## Document

###

TEST_F(Dhcpv6SrvTest, selectSubnetAddr) {
    NakedDhcpv6Srv srv(0);

    Subnet6Ptr subnet1(new Subnet6(IOAddress("2001:db8:1::"), 48, 1, 2, 3, 4));
    Subnet6Ptr subnet2(new Subnet6(IOAddress("2001:db8:2::"), 48, 1, 2, 3, 4));
    Subnet6Ptr subnet3(new Subnet6(IOAddress("2001:db8:3::"), 48, 1, 2, 3, 4));

    // CASE 1: We have only one subnet defined and we received local traffic.
    // The only available subnet used to be picked, but not anymore
    CfgMgr::instance().clear();
    CfgMgr::instance().getStagingCfg()->getCfgSubnets6()->add(subnet1); // just a single subnet
    CfgMgr::instance().commit();

    Pkt6Ptr pkt = Pkt6Ptr(new Pkt6(DHCPV6_SOLICIT, 1234));
    pkt->setRemoteAddr(IOAddress("fe80::abcd"));

    // The clause for assuming local subnet if there is only one subnet is was
    // removed.
    EXPECT_FALSE(srv.selectSubnet(pkt));

    // CASE 2: We have only one subnet defined and we received relayed traffic.
    // We should NOT select it.

    // Identical steps as in case 1, but repeated for clarity
    CfgMgr::instance().clear();
    CfgMgr::instance().getStagingCfg()->getCfgSubnets6()->add(subnet1); // just a single subnet
    CfgMgr::instance().commit();
    pkt->setRemoteAddr(IOAddress("2001:db8:abcd::2345"));
    Subnet6Ptr selected = srv.selectSubnet(pkt);
    EXPECT_FALSE(selected);

    // CASE 3: We have three subnets defined and we received local traffic.
    // Nothing should be selected.

###

## Given exercise
Set down, word for word, the stretch of the DHCPv6 subnet selection test from "EXPECT_FALSE(srv.selectSubnet(pkt));" through "NOT select it.".

(Rows from a dataset)
###

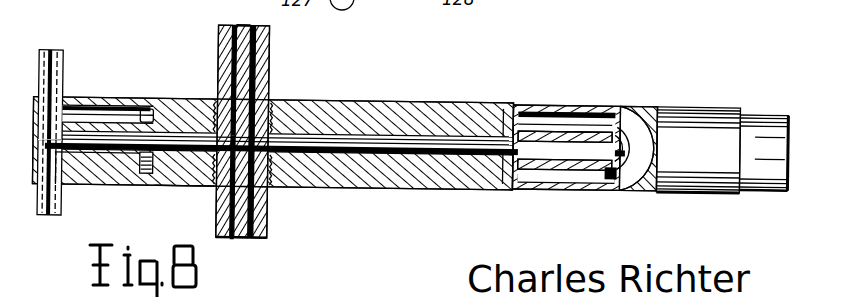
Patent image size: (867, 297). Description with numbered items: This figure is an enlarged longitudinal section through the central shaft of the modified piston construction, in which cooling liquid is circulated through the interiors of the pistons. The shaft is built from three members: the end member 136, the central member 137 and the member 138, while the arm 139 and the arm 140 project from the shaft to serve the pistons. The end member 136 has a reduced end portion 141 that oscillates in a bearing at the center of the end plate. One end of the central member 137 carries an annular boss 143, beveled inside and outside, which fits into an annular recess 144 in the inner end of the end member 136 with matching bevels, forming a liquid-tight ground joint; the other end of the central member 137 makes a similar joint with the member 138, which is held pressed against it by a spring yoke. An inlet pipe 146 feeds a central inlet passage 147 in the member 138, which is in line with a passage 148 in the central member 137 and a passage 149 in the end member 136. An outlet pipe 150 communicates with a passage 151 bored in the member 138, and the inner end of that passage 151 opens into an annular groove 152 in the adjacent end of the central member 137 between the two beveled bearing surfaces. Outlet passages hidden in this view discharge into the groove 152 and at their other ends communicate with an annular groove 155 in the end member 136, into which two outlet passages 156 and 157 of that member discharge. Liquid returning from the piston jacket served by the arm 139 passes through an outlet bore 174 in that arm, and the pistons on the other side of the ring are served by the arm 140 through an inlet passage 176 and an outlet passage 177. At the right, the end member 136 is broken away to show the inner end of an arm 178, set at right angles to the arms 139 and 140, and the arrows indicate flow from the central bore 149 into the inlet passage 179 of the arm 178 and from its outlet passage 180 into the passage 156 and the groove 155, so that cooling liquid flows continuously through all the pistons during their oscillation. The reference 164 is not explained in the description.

The end member 136 is at (708, 118).
The central member 137 is at (373, 100).
The shaft member 138 is at (78, 103).
The arm 139 is at (263, 53).
The arm 140 is at (268, 212).
The reduced end portion 141 is at (762, 120).
The annular boss 143 is at (500, 104).
The annular recess 144 is at (140, 104).
The inlet pipe 146 is at (62, 210).
The central inlet passage 147 is at (80, 160).
The passage 148 is at (344, 150).
The passage 149 is at (542, 113).
The outlet pipe 150 is at (62, 56).
The passage 151 is at (117, 101).
The annular groove 152 is at (168, 180).
The annular groove 155 is at (548, 105).
The outlet passage 156 is at (600, 128).
The outlet passage 157 is at (582, 186).
The clamp screw head 164 is at (247, 24).
The outlet bore 174 is at (232, 43).
The inlet passage 176 is at (232, 240).
The outlet passage 177 is at (268, 238).
The arm 178 is at (655, 153).
The inlet passage 179 is at (640, 107).
The outlet passage 180 is at (624, 172).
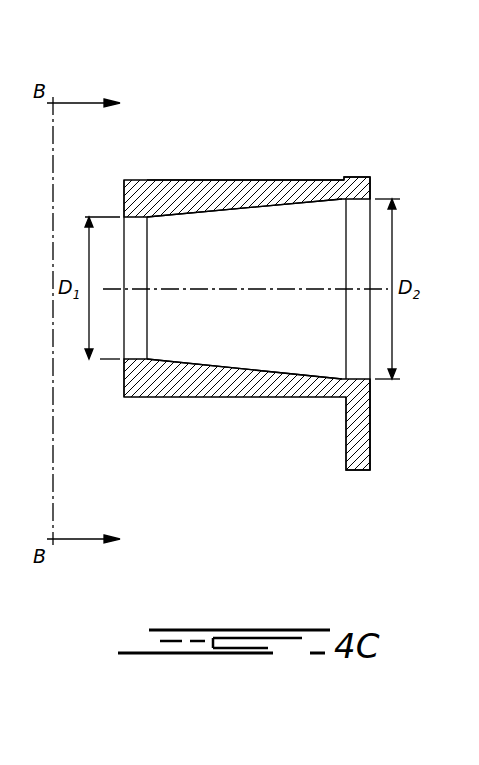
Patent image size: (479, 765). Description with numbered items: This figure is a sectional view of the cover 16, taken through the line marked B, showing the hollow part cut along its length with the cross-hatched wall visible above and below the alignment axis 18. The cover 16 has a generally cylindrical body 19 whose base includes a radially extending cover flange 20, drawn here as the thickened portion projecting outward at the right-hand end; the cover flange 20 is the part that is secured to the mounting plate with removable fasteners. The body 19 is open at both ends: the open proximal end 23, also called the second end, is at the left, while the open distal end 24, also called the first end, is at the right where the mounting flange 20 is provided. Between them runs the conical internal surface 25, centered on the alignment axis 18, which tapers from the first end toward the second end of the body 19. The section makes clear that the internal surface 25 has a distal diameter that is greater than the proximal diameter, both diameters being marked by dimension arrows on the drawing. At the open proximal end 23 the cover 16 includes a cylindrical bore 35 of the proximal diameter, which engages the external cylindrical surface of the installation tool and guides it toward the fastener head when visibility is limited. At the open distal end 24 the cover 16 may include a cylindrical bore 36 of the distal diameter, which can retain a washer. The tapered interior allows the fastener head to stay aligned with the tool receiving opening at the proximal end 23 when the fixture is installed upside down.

The cover 16 is at (304, 150).
The alignment axis 18 is at (313, 285).
The cylindrical body 19 is at (258, 398).
The cover flange 20 is at (370, 445).
The open proximal end 23 is at (124, 320).
The open distal end 24 is at (370, 245).
The conical internal surface 25 is at (242, 181).
The cylindrical bore 35 is at (137, 180).
The cylindrical bore 36 is at (353, 178).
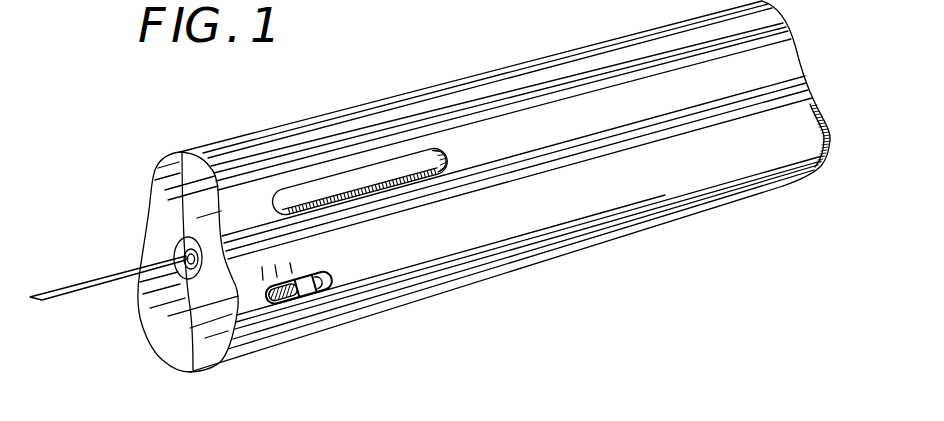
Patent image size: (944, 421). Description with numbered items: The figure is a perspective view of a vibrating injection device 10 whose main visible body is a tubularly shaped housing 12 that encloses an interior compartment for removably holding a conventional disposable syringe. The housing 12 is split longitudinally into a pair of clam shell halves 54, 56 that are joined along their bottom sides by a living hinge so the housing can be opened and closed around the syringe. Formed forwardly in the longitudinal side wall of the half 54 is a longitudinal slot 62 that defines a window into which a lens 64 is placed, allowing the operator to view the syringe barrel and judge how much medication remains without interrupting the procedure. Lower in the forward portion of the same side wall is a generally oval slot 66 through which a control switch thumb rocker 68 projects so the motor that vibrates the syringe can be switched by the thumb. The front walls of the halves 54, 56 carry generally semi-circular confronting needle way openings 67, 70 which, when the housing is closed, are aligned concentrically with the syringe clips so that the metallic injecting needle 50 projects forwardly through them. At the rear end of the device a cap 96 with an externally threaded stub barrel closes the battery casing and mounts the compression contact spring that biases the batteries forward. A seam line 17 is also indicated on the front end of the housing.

The vibrating injection device 10 is at (384, 89).
The housing 12 is at (697, 216).
The seam line 17 is at (193, 348).
The injecting needle 50 is at (67, 292).
The clam shell half 54 is at (547, 217).
The clam shell half 56 is at (157, 327).
The longitudinal slot 62 is at (450, 158).
The lens 64 is at (427, 155).
The oval slot 66 is at (304, 274).
The needle way opening 67 is at (188, 273).
The control switch thumb rocker 68 is at (305, 300).
The needle way opening 70 is at (176, 246).
The cap 96 is at (822, 118).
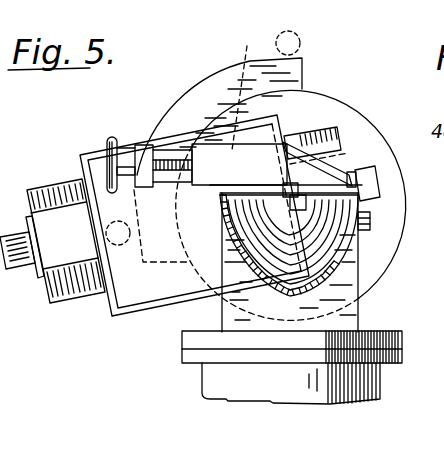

###

## Reply
EXPECT_FALSE(srv.selectSubnet(pkt));

    // CASE 2: We have only one subnet defined and we received relayed traffic.
    // We should NOT select it.